**Records from a dataset**
## Begin

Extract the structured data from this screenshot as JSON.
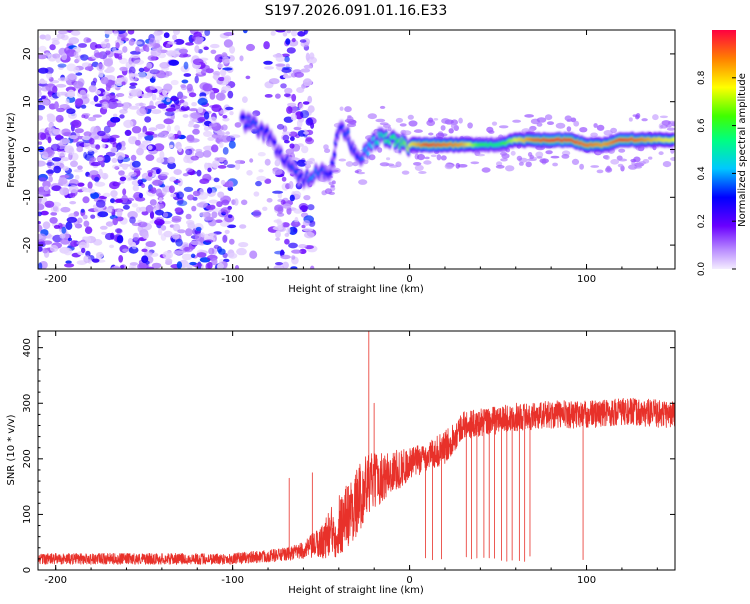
{
  "title": "S197.2026.091.01.16.E33",
  "chart_data": [
    {
      "type": "heatmap",
      "xlabel": "Height of straight line (km)",
      "ylabel": "Frequency (Hz)",
      "xlim": [
        -210,
        150
      ],
      "ylim": [
        -25,
        25
      ],
      "xticks": [
        -200,
        -100,
        0,
        100
      ],
      "yticks": [
        -20,
        -10,
        0,
        10,
        20
      ],
      "colorbar": {
        "label": "Normalized spectral amplitude",
        "range": [
          0,
          1
        ],
        "ticks": [
          "0.0",
          "0.2",
          "0.4",
          "0.6",
          "0.8"
        ]
      },
      "ridge": {
        "x": [
          -95,
          -88,
          -80,
          -75,
          -70,
          -65,
          -60,
          -55,
          -50,
          -45,
          -40,
          -35,
          -30,
          -25,
          -20,
          -15,
          -10,
          -5,
          0,
          10,
          20,
          30,
          40,
          50,
          60,
          70,
          80,
          90,
          100,
          110,
          120,
          130,
          140,
          150
        ],
        "freq": [
          6,
          5,
          3,
          0,
          -2,
          -5,
          -7,
          -5,
          -4,
          -6,
          4,
          3,
          -2,
          -1,
          2,
          3,
          2,
          1,
          1,
          1,
          1,
          1,
          1,
          1,
          2,
          2,
          2,
          2,
          1,
          1,
          2,
          2,
          2,
          2
        ],
        "amplitude": [
          0.3,
          0.35,
          0.3,
          0.25,
          0.3,
          0.35,
          0.3,
          0.4,
          0.35,
          0.3,
          0.3,
          0.35,
          0.3,
          0.4,
          0.45,
          0.5,
          0.55,
          0.6,
          0.75,
          0.95,
          0.9,
          0.85,
          0.6,
          0.55,
          0.75,
          0.9,
          0.95,
          0.95,
          0.9,
          0.85,
          0.95,
          0.9,
          0.8,
          0.75
        ]
      }
    },
    {
      "type": "line",
      "xlabel": "Height of straight line (km)",
      "ylabel": "SNR (10 * v/v)",
      "xlim": [
        -210,
        150
      ],
      "ylim": [
        0,
        430
      ],
      "xticks": [
        -200,
        -100,
        0,
        100
      ],
      "yticks": [
        0,
        100,
        200,
        300,
        400
      ],
      "color": "#e8312a",
      "series": [
        {
          "name": "SNR",
          "x": [
            -210,
            -150,
            -100,
            -70,
            -60,
            -50,
            -40,
            -30,
            -25,
            -20,
            -10,
            0,
            10,
            20,
            30,
            40,
            60,
            80,
            100,
            120,
            150
          ],
          "mean": [
            20,
            20,
            20,
            28,
            35,
            50,
            80,
            120,
            150,
            160,
            175,
            190,
            205,
            220,
            260,
            265,
            275,
            280,
            280,
            285,
            280
          ],
          "spread": [
            10,
            10,
            10,
            12,
            15,
            30,
            60,
            60,
            60,
            50,
            40,
            30,
            25,
            30,
            25,
            25,
            25,
            25,
            25,
            25,
            25
          ]
        }
      ],
      "spikes": [
        {
          "x": -68,
          "y": 165
        },
        {
          "x": -55,
          "y": 175
        },
        {
          "x": -23,
          "y": 430
        },
        {
          "x": -20,
          "y": 300
        },
        {
          "x": 98,
          "y": 30
        }
      ],
      "dropouts": [
        9,
        13,
        18,
        32,
        35,
        38,
        42,
        45,
        48,
        52,
        55,
        58,
        62,
        65,
        68,
        98
      ]
    }
  ]
}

## End

**WRITTEN INSTRUCTION**
Transcribe all the data word for word; the images stay out.

**COMPLETE ANSWER**
Extract the structured data from this screenshot as JSON.
{
  "title": "S197.2026.091.01.16.E33",
  "chart_data": [
    {
      "type": "heatmap",
      "xlabel": "Height of straight line (km)",
      "ylabel": "Frequency (Hz)",
      "xlim": [
        -210,
        150
      ],
      "ylim": [
        -25,
        25
      ],
      "xticks": [
        -200,
        -100,
        0,
        100
      ],
      "yticks": [
        -20,
        -10,
        0,
        10,
        20
      ],
      "colorbar": {
        "label": "Normalized spectral amplitude",
        "range": [
          0,
          1
        ],
        "ticks": [
          "0.0",
          "0.2",
          "0.4",
          "0.6",
          "0.8"
        ]
      },
      "ridge": {
        "x": [
          -95,
          -88,
          -80,
          -75,
          -70,
          -65,
          -60,
          -55,
          -50,
          -45,
          -40,
          -35,
          -30,
          -25,
          -20,
          -15,
          -10,
          -5,
          0,
          10,
          20,
          30,
          40,
          50,
          60,
          70,
          80,
          90,
          100,
          110,
          120,
          130,
          140,
          150
        ],
        "freq": [
          6,
          5,
          3,
          0,
          -2,
          -5,
          -7,
          -5,
          -4,
          -6,
          4,
          3,
          -2,
          -1,
          2,
          3,
          2,
          1,
          1,
          1,
          1,
          1,
          1,
          1,
          2,
          2,
          2,
          2,
          1,
          1,
          2,
          2,
          2,
          2
        ],
        "amplitude": [
          0.3,
          0.35,
          0.3,
          0.25,
          0.3,
          0.35,
          0.3,
          0.4,
          0.35,
          0.3,
          0.3,
          0.35,
          0.3,
          0.4,
          0.45,
          0.5,
          0.55,
          0.6,
          0.75,
          0.95,
          0.9,
          0.85,
          0.6,
          0.55,
          0.75,
          0.9,
          0.95,
          0.95,
          0.9,
          0.85,
          0.95,
          0.9,
          0.8,
          0.75
        ]
      }
    },
    {
      "type": "line",
      "xlabel": "Height of straight line (km)",
      "ylabel": "SNR (10 * v/v)",
      "xlim": [
        -210,
        150
      ],
      "ylim": [
        0,
        430
      ],
      "xticks": [
        -200,
        -100,
        0,
        100
      ],
      "yticks": [
        0,
        100,
        200,
        300,
        400
      ],
      "color": "#e8312a",
      "series": [
        {
          "name": "SNR",
          "x": [
            -210,
            -150,
            -100,
            -70,
            -60,
            -50,
            -40,
            -30,
            -25,
            -20,
            -10,
            0,
            10,
            20,
            30,
            40,
            60,
            80,
            100,
            120,
            150
          ],
          "mean": [
            20,
            20,
            20,
            28,
            35,
            50,
            80,
            120,
            150,
            160,
            175,
            190,
            205,
            220,
            260,
            265,
            275,
            280,
            280,
            285,
            280
          ],
          "spread": [
            10,
            10,
            10,
            12,
            15,
            30,
            60,
            60,
            60,
            50,
            40,
            30,
            25,
            30,
            25,
            25,
            25,
            25,
            25,
            25,
            25
          ]
        }
      ],
      "spikes": [
        {
          "x": -68,
          "y": 165
        },
        {
          "x": -55,
          "y": 175
        },
        {
          "x": -23,
          "y": 430
        },
        {
          "x": -20,
          "y": 300
        },
        {
          "x": 98,
          "y": 30
        }
      ],
      "dropouts": [
        9,
        13,
        18,
        32,
        35,
        38,
        42,
        45,
        48,
        52,
        55,
        58,
        62,
        65,
        68,
        98
      ]
    }
  ]
}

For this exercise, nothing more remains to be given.